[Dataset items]
....
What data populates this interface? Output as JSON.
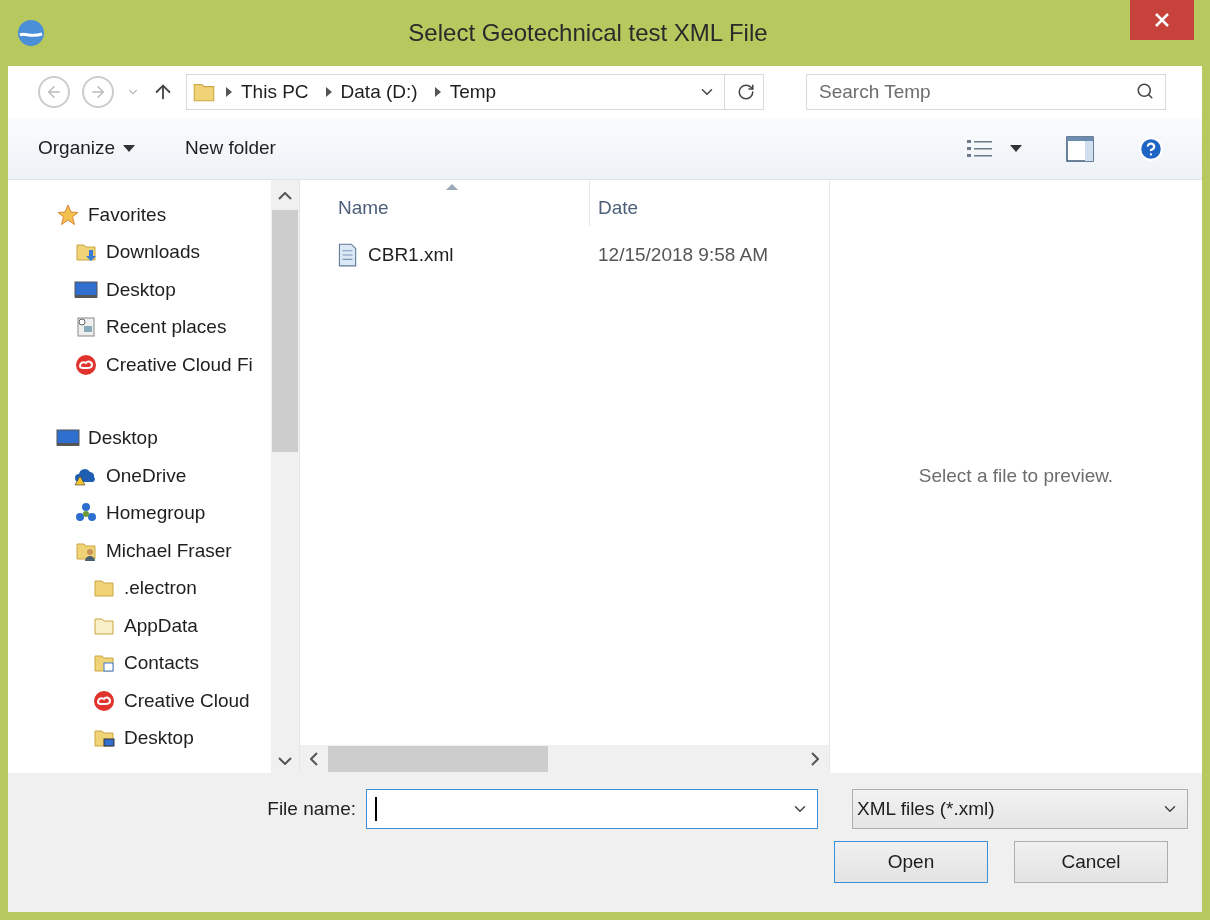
{
  "window": {
    "title": "Select Geotechnical test XML File"
  },
  "address": {
    "crumbs": [
      "This PC",
      "Data (D:)",
      "Temp"
    ]
  },
  "search": {
    "placeholder": "Search Temp"
  },
  "toolbar": {
    "organize": "Organize",
    "new_folder": "New folder"
  },
  "sidebar": {
    "groups": [
      {
        "label": "Favorites",
        "kind": "star",
        "children": [
          {
            "label": "Downloads",
            "kind": "downloads"
          },
          {
            "label": "Desktop",
            "kind": "monitor"
          },
          {
            "label": "Recent places",
            "kind": "recent"
          },
          {
            "label": "Creative Cloud Fi",
            "kind": "creative"
          }
        ]
      },
      {
        "label": "Desktop",
        "kind": "monitor",
        "children": [
          {
            "label": "OneDrive",
            "kind": "onedrive"
          },
          {
            "label": "Homegroup",
            "kind": "homegroup"
          },
          {
            "label": "Michael Fraser",
            "kind": "user",
            "children": [
              {
                "label": ".electron",
                "kind": "folder"
              },
              {
                "label": "AppData",
                "kind": "folder_pale"
              },
              {
                "label": "Contacts",
                "kind": "contacts"
              },
              {
                "label": "Creative Cloud",
                "kind": "creative"
              },
              {
                "label": "Desktop",
                "kind": "desktop_folder"
              }
            ]
          }
        ]
      }
    ]
  },
  "file_list": {
    "columns": [
      {
        "label": "Name",
        "sorted": true
      },
      {
        "label": "Date",
        "sorted": false
      }
    ],
    "rows": [
      {
        "name": "CBR1.xml",
        "date": "12/15/2018 9:58 AM"
      }
    ]
  },
  "preview": {
    "message": "Select a file to preview."
  },
  "footer": {
    "file_name_label": "File name:",
    "file_name_focused": true,
    "filter": "XML files (*.xml)",
    "buttons": [
      {
        "label": "Open",
        "default": true
      },
      {
        "label": "Cancel",
        "default": false
      }
    ]
  }
}
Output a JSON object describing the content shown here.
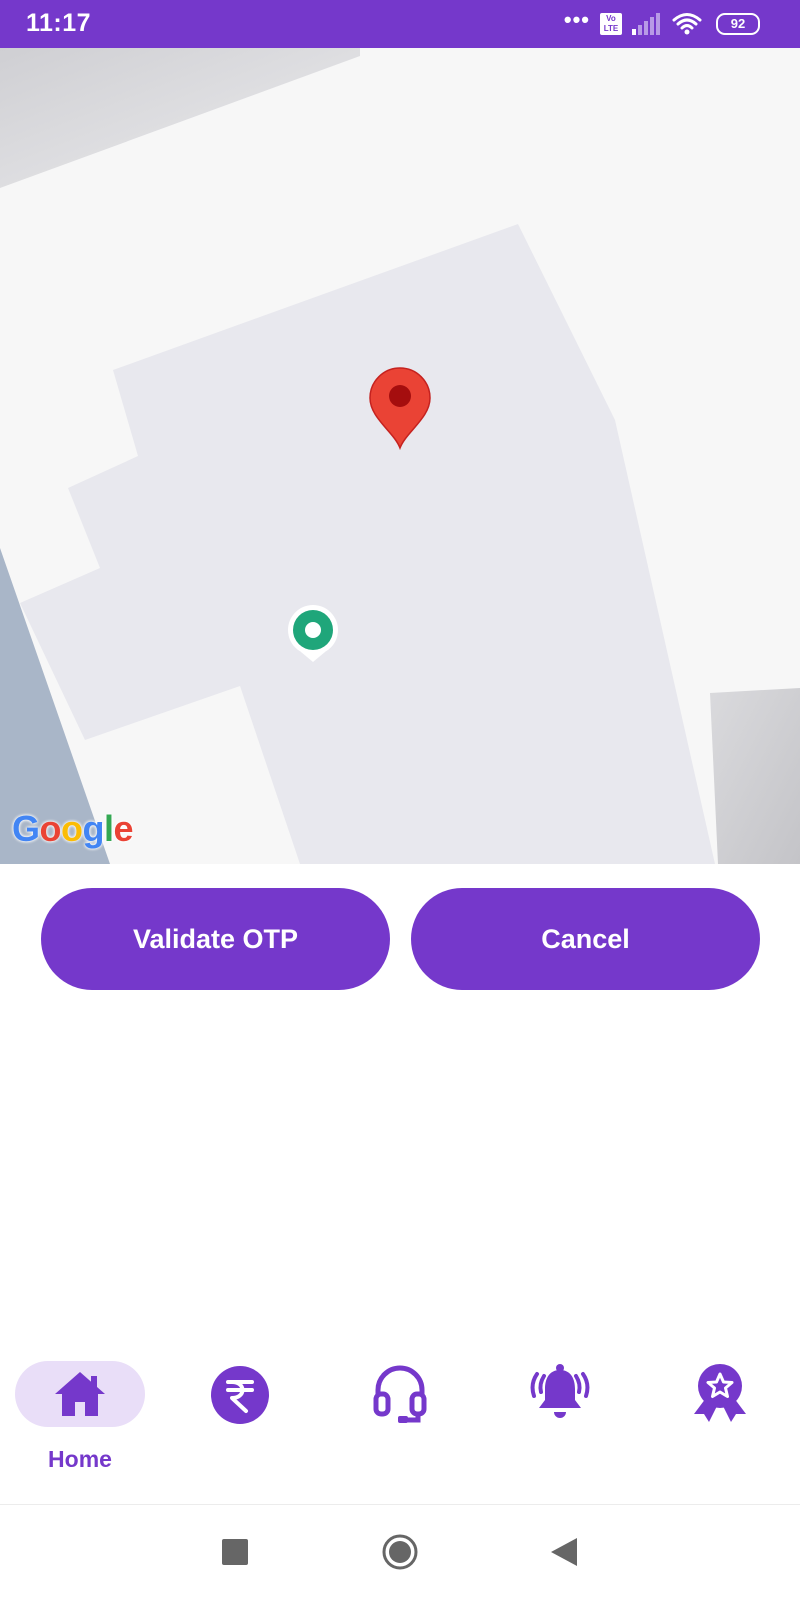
{
  "status_bar": {
    "time": "11:17",
    "volte_top": "Vo",
    "volte_bottom": "LTE",
    "battery": "92",
    "icons": [
      "more-dots-icon",
      "volte-icon",
      "signal-icon",
      "wifi-icon",
      "battery-icon"
    ]
  },
  "map": {
    "logo_letters": [
      "G",
      "o",
      "o",
      "g",
      "l",
      "e"
    ],
    "markers": [
      "destination-pin-icon",
      "current-location-icon"
    ]
  },
  "actions": {
    "validate_label": "Validate OTP",
    "cancel_label": "Cancel"
  },
  "bottom_nav": {
    "items": [
      {
        "label": "Home",
        "icon": "home-icon",
        "active": true
      },
      {
        "label": "",
        "icon": "rupee-icon",
        "active": false
      },
      {
        "label": "",
        "icon": "headset-icon",
        "active": false
      },
      {
        "label": "",
        "icon": "bell-ringing-icon",
        "active": false
      },
      {
        "label": "",
        "icon": "award-badge-icon",
        "active": false
      }
    ]
  },
  "system_nav": {
    "icons": [
      "recents-square-icon",
      "home-circle-icon",
      "back-triangle-icon"
    ]
  },
  "colors": {
    "primary": "#7538cb",
    "primary_light": "#e9def8",
    "pin_red": "#ea4335",
    "location_green": "#1fa67a",
    "map_building": "#e8e8ee",
    "map_background": "#f7f7f7"
  }
}
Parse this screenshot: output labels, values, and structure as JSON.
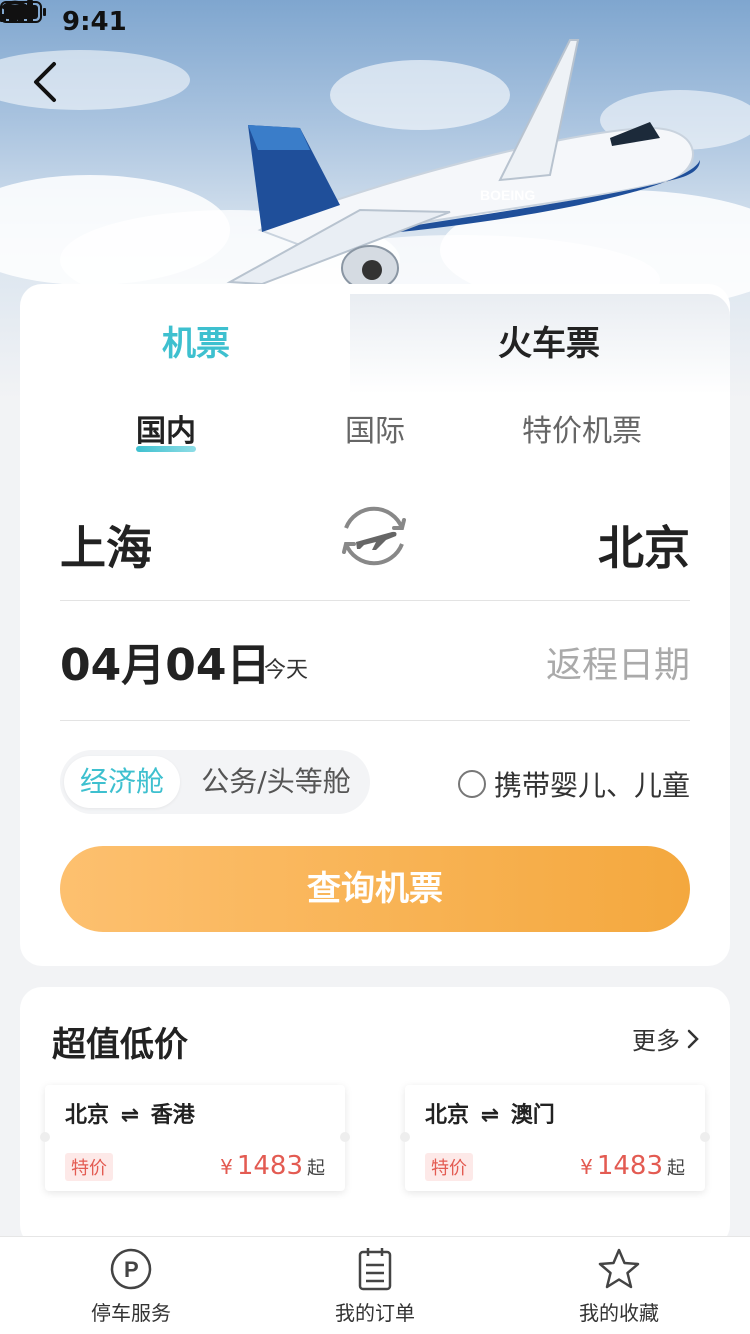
{
  "status_bar": {
    "time": "9:41"
  },
  "tabs": {
    "flight": "机票",
    "train": "火车票"
  },
  "subtabs": [
    "国内",
    "国际",
    "特价机票"
  ],
  "route": {
    "from": "上海",
    "to": "北京"
  },
  "date": {
    "depart": "04月04日",
    "today": "今天",
    "return_placeholder": "返程日期"
  },
  "cabin": {
    "economy": "经济舱",
    "business": "公务/头等舱"
  },
  "kids_label": "携带婴儿、儿童",
  "search_button": "查询机票",
  "deals": {
    "title": "超值低价",
    "more": "更多",
    "items": [
      {
        "from": "北京",
        "to": "香港",
        "tag": "特价",
        "currency": "¥",
        "price": "1483",
        "suffix": "起"
      },
      {
        "from": "北京",
        "to": "澳门",
        "tag": "特价",
        "currency": "¥",
        "price": "1483",
        "suffix": "起"
      }
    ]
  },
  "nav": [
    "停车服务",
    "我的订单",
    "我的收藏"
  ],
  "colors": {
    "accent": "#3ec0cf",
    "button_start": "#fdc06f",
    "button_end": "#f4a83e",
    "price": "#e35b52"
  }
}
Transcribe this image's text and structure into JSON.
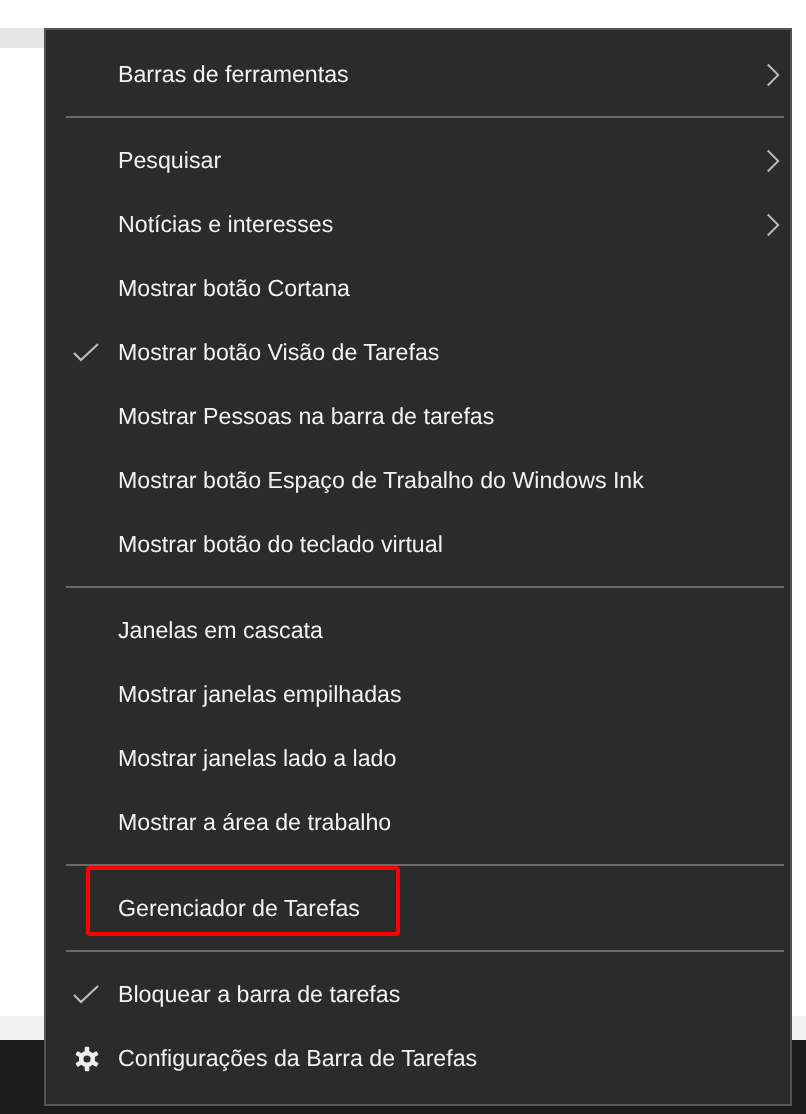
{
  "context_menu": {
    "groups": [
      {
        "items": [
          {
            "kind": "item",
            "label": "Barras de ferramentas",
            "checked": false,
            "has_submenu": true,
            "highlighted": false
          }
        ]
      },
      {
        "items": [
          {
            "kind": "item",
            "label": "Pesquisar",
            "checked": false,
            "has_submenu": true,
            "highlighted": false
          },
          {
            "kind": "item",
            "label": "Notícias e interesses",
            "checked": false,
            "has_submenu": true,
            "highlighted": false
          },
          {
            "kind": "item",
            "label": "Mostrar botão Cortana",
            "checked": false,
            "has_submenu": false,
            "highlighted": false
          },
          {
            "kind": "item",
            "label": "Mostrar botão Visão de Tarefas",
            "checked": true,
            "has_submenu": false,
            "highlighted": false
          },
          {
            "kind": "item",
            "label": "Mostrar Pessoas na barra de tarefas",
            "checked": false,
            "has_submenu": false,
            "highlighted": false
          },
          {
            "kind": "item",
            "label": "Mostrar botão Espaço de Trabalho do Windows Ink",
            "checked": false,
            "has_submenu": false,
            "highlighted": false
          },
          {
            "kind": "item",
            "label": "Mostrar botão do teclado virtual",
            "checked": false,
            "has_submenu": false,
            "highlighted": false
          }
        ]
      },
      {
        "items": [
          {
            "kind": "item",
            "label": "Janelas em cascata",
            "checked": false,
            "has_submenu": false,
            "highlighted": false
          },
          {
            "kind": "item",
            "label": "Mostrar janelas empilhadas",
            "checked": false,
            "has_submenu": false,
            "highlighted": false
          },
          {
            "kind": "item",
            "label": "Mostrar janelas lado a lado",
            "checked": false,
            "has_submenu": false,
            "highlighted": false
          },
          {
            "kind": "item",
            "label": "Mostrar a área de trabalho",
            "checked": false,
            "has_submenu": false,
            "highlighted": false
          }
        ]
      },
      {
        "items": [
          {
            "kind": "item",
            "label": "Gerenciador de Tarefas",
            "checked": false,
            "has_submenu": false,
            "highlighted": true
          }
        ]
      },
      {
        "items": [
          {
            "kind": "item",
            "label": "Bloquear a barra de tarefas",
            "checked": true,
            "has_submenu": false,
            "highlighted": false
          },
          {
            "kind": "settings",
            "label": "Configurações da Barra de Tarefas",
            "checked": false,
            "has_submenu": false,
            "highlighted": false
          }
        ]
      }
    ]
  }
}
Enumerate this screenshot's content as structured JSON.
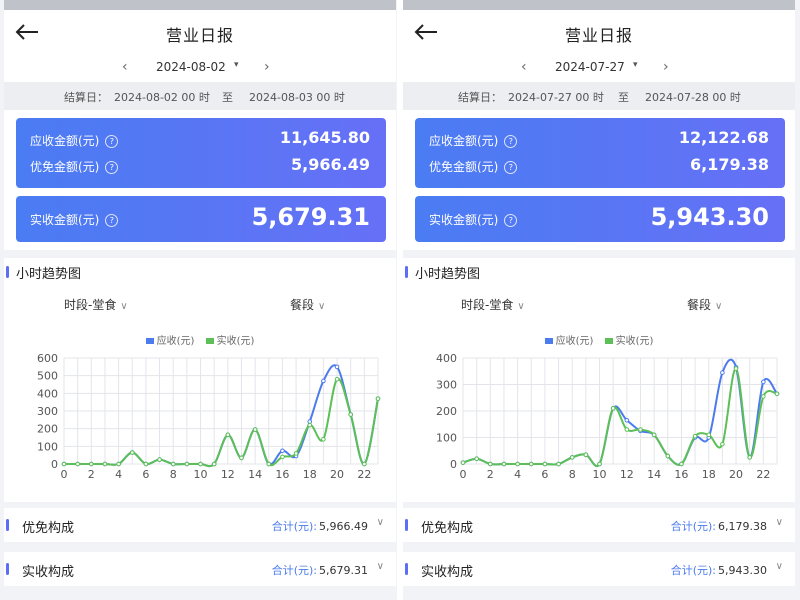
{
  "panels": [
    {
      "title": "营业日报",
      "date": "2024-08-02",
      "settle_label": "结算日：",
      "settle_start": "2024-08-02 00 时",
      "settle_to": "至",
      "settle_end": "2024-08-03 00 时",
      "receivable_label": "应收金额(元)",
      "receivable_value": "11,645.80",
      "discount_label": "优免金额(元)",
      "discount_value": "5,966.49",
      "received_label": "实收金额(元)",
      "received_value": "5,679.31",
      "trend_title": "小时趋势图",
      "filter_period": "时段-堂食",
      "filter_meal": "餐段",
      "discount_section": "优免构成",
      "discount_total_caption": "合计(元):",
      "discount_total_value": "5,966.49",
      "received_section": "实收构成",
      "received_total_caption": "合计(元):",
      "received_total_value": "5,679.31"
    },
    {
      "title": "营业日报",
      "date": "2024-07-27",
      "settle_label": "结算日：",
      "settle_start": "2024-07-27 00 时",
      "settle_to": "至",
      "settle_end": "2024-07-28 00 时",
      "receivable_label": "应收金额(元)",
      "receivable_value": "12,122.68",
      "discount_label": "优免金额(元)",
      "discount_value": "6,179.38",
      "received_label": "实收金额(元)",
      "received_value": "5,943.30",
      "trend_title": "小时趋势图",
      "filter_period": "时段-堂食",
      "filter_meal": "餐段",
      "discount_section": "优免构成",
      "discount_total_caption": "合计(元):",
      "discount_total_value": "6,179.38",
      "received_section": "实收构成",
      "received_total_caption": "合计(元):",
      "received_total_value": "5,943.30"
    }
  ],
  "colors": {
    "receivable": "#4b7bec",
    "received": "#5cbf57",
    "card_start": "#4a7cf3",
    "card_end": "#6670f6"
  },
  "icons": {
    "back": "arrow-left-icon",
    "prev": "chevron-left-icon",
    "next": "chevron-right-icon",
    "help": "question-circle-icon"
  },
  "chart_data": [
    {
      "type": "line",
      "legend": [
        "应收(元)",
        "实收(元)"
      ],
      "x": [
        0,
        1,
        2,
        3,
        4,
        5,
        6,
        7,
        8,
        9,
        10,
        11,
        12,
        13,
        14,
        15,
        16,
        17,
        18,
        19,
        20,
        21,
        22,
        23
      ],
      "xticks": [
        0,
        2,
        4,
        6,
        8,
        10,
        12,
        14,
        16,
        18,
        20,
        22
      ],
      "ylim": [
        0,
        600
      ],
      "yticks": [
        0,
        100,
        200,
        300,
        400,
        500,
        600
      ],
      "grid": true,
      "series": [
        {
          "name": "应收(元)",
          "values": [
            0,
            0,
            0,
            0,
            0,
            65,
            0,
            25,
            0,
            0,
            0,
            0,
            165,
            35,
            195,
            0,
            75,
            45,
            240,
            470,
            550,
            280,
            0,
            370
          ]
        },
        {
          "name": "实收(元)",
          "values": [
            0,
            0,
            0,
            0,
            0,
            65,
            0,
            25,
            0,
            0,
            0,
            0,
            165,
            35,
            195,
            0,
            40,
            60,
            220,
            140,
            480,
            280,
            0,
            370
          ]
        }
      ]
    },
    {
      "type": "line",
      "legend": [
        "应收(元)",
        "实收(元)"
      ],
      "x": [
        0,
        1,
        2,
        3,
        4,
        5,
        6,
        7,
        8,
        9,
        10,
        11,
        12,
        13,
        14,
        15,
        16,
        17,
        18,
        19,
        20,
        21,
        22,
        23
      ],
      "xticks": [
        0,
        2,
        4,
        6,
        8,
        10,
        12,
        14,
        16,
        18,
        20,
        22
      ],
      "ylim": [
        0,
        400
      ],
      "yticks": [
        0,
        100,
        200,
        300,
        400
      ],
      "grid": true,
      "series": [
        {
          "name": "应收(元)",
          "values": [
            5,
            20,
            0,
            0,
            0,
            0,
            0,
            0,
            25,
            35,
            0,
            210,
            165,
            125,
            110,
            30,
            0,
            100,
            100,
            345,
            365,
            25,
            310,
            265
          ]
        },
        {
          "name": "实收(元)",
          "values": [
            5,
            20,
            0,
            0,
            0,
            0,
            0,
            0,
            25,
            35,
            0,
            210,
            130,
            130,
            110,
            30,
            0,
            105,
            110,
            75,
            360,
            25,
            255,
            265
          ]
        }
      ]
    }
  ]
}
....
Show each line of the data that contains the string "Cloud".

→ **RESULT OF THIS EXERCISE**:
            "label": "Creative Cloud Fi",
                "label": "Creative Cloud",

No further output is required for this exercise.